Extract every line from the records below and reproduce each one character for character, without changes.

-- Begin --

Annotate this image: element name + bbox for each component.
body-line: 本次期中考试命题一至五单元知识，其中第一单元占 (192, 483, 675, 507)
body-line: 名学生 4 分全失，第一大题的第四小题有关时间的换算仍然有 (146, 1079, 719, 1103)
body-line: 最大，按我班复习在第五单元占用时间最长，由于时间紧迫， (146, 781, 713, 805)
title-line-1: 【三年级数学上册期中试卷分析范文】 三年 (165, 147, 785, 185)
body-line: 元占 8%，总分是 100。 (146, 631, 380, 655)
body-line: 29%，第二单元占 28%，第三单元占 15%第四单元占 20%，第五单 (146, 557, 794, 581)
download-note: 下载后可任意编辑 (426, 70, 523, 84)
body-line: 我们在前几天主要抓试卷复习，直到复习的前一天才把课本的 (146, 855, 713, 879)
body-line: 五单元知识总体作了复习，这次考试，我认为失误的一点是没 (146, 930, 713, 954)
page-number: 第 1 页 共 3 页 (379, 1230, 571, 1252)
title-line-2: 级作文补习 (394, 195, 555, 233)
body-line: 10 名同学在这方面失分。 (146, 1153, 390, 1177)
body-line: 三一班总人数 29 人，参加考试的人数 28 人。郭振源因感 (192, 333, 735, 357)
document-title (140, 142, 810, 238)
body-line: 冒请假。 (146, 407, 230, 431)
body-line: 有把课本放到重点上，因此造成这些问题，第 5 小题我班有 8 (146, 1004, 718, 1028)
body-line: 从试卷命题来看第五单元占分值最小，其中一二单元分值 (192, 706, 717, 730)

-- End --

- [Answer below]
Annotate this image: element name + bbox for each component.
body-line: 本次期中考试命题一至五单元知识，其中第一单元占 (192, 483, 675, 507)
body-line: 名学生 4 分全失，第一大题的第四小题有关时间的换算仍然有 (146, 1079, 719, 1103)
body-line: 最大，按我班复习在第五单元占用时间最长，由于时间紧迫， (146, 781, 713, 805)
title-line-1: 【三年级数学上册期中试卷分析范文】 三年 (165, 147, 785, 185)
body-line: 元占 8%，总分是 100。 (146, 631, 380, 655)
body-line: 29%，第二单元占 28%，第三单元占 15%第四单元占 20%，第五单 (146, 557, 794, 581)
download-note: 下载后可任意编辑 (426, 70, 523, 84)
body-line: 我们在前几天主要抓试卷复习，直到复习的前一天才把课本的 (146, 855, 713, 879)
body-line: 五单元知识总体作了复习，这次考试，我认为失误的一点是没 (146, 930, 713, 954)
page-number: 第 1 页 共 3 页 (379, 1230, 571, 1252)
title-line-2: 级作文补习 (394, 195, 555, 233)
body-line: 10 名同学在这方面失分。 (146, 1153, 390, 1177)
body-line: 三一班总人数 29 人，参加考试的人数 28 人。郭振源因感 (192, 333, 735, 357)
document-title (140, 142, 810, 238)
body-line: 冒请假。 (146, 407, 230, 431)
body-line: 有把课本放到重点上，因此造成这些问题，第 5 小题我班有 8 (146, 1004, 718, 1028)
body-line: 从试卷命题来看第五单元占分值最小，其中一二单元分值 (192, 706, 717, 730)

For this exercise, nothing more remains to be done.